The records that follow must be reproduced in full, exactly as written.

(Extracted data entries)
────
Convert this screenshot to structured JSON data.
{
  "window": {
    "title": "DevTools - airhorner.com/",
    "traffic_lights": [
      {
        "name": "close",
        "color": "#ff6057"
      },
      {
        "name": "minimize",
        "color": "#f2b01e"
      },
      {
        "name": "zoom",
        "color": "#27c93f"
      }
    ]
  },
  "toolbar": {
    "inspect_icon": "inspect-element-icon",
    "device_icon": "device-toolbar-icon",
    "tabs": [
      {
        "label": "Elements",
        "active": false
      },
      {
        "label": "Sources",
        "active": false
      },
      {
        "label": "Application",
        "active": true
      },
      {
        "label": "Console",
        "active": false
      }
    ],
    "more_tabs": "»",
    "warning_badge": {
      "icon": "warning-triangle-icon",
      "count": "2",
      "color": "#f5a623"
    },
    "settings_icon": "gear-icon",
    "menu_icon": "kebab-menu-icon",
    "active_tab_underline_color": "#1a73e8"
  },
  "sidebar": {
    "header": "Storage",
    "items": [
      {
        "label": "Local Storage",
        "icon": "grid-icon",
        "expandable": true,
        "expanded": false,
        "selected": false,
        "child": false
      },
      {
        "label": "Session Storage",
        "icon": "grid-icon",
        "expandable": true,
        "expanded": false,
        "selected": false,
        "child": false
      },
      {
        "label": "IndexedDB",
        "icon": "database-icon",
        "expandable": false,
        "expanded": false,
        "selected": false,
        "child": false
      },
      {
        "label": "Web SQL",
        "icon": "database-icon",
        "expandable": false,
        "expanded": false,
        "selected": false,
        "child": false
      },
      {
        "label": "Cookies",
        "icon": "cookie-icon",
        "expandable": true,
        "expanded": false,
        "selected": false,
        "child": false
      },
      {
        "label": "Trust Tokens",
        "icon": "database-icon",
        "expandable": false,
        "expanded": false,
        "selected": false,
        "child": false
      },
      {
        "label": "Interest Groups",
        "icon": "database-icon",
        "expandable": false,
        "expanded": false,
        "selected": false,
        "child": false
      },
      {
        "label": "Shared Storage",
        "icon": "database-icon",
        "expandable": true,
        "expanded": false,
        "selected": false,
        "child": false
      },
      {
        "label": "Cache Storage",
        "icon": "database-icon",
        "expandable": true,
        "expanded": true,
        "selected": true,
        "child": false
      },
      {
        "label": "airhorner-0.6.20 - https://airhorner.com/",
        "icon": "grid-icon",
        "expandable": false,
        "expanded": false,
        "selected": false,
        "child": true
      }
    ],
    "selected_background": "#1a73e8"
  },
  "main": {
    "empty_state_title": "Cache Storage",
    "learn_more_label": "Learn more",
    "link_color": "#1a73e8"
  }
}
────
* Exercise answer
Convert this screenshot to structured JSON data.
{
  "window": {
    "title": "DevTools - airhorner.com/",
    "traffic_lights": [
      {
        "name": "close",
        "color": "#ff6057"
      },
      {
        "name": "minimize",
        "color": "#f2b01e"
      },
      {
        "name": "zoom",
        "color": "#27c93f"
      }
    ]
  },
  "toolbar": {
    "inspect_icon": "inspect-element-icon",
    "device_icon": "device-toolbar-icon",
    "tabs": [
      {
        "label": "Elements",
        "active": false
      },
      {
        "label": "Sources",
        "active": false
      },
      {
        "label": "Application",
        "active": true
      },
      {
        "label": "Console",
        "active": false
      }
    ],
    "more_tabs": "»",
    "warning_badge": {
      "icon": "warning-triangle-icon",
      "count": "2",
      "color": "#f5a623"
    },
    "settings_icon": "gear-icon",
    "menu_icon": "kebab-menu-icon",
    "active_tab_underline_color": "#1a73e8"
  },
  "sidebar": {
    "header": "Storage",
    "items": [
      {
        "label": "Local Storage",
        "icon": "grid-icon",
        "expandable": true,
        "expanded": false,
        "selected": false,
        "child": false
      },
      {
        "label": "Session Storage",
        "icon": "grid-icon",
        "expandable": true,
        "expanded": false,
        "selected": false,
        "child": false
      },
      {
        "label": "IndexedDB",
        "icon": "database-icon",
        "expandable": false,
        "expanded": false,
        "selected": false,
        "child": false
      },
      {
        "label": "Web SQL",
        "icon": "database-icon",
        "expandable": false,
        "expanded": false,
        "selected": false,
        "child": false
      },
      {
        "label": "Cookies",
        "icon": "cookie-icon",
        "expandable": true,
        "expanded": false,
        "selected": false,
        "child": false
      },
      {
        "label": "Trust Tokens",
        "icon": "database-icon",
        "expandable": false,
        "expanded": false,
        "selected": false,
        "child": false
      },
      {
        "label": "Interest Groups",
        "icon": "database-icon",
        "expandable": false,
        "expanded": false,
        "selected": false,
        "child": false
      },
      {
        "label": "Shared Storage",
        "icon": "database-icon",
        "expandable": true,
        "expanded": false,
        "selected": false,
        "child": false
      },
      {
        "label": "Cache Storage",
        "icon": "database-icon",
        "expandable": true,
        "expanded": true,
        "selected": true,
        "child": false
      },
      {
        "label": "airhorner-0.6.20 - https://airhorner.com/",
        "icon": "grid-icon",
        "expandable": false,
        "expanded": false,
        "selected": false,
        "child": true
      }
    ],
    "selected_background": "#1a73e8"
  },
  "main": {
    "empty_state_title": "Cache Storage",
    "learn_more_label": "Learn more",
    "link_color": "#1a73e8"
  }
}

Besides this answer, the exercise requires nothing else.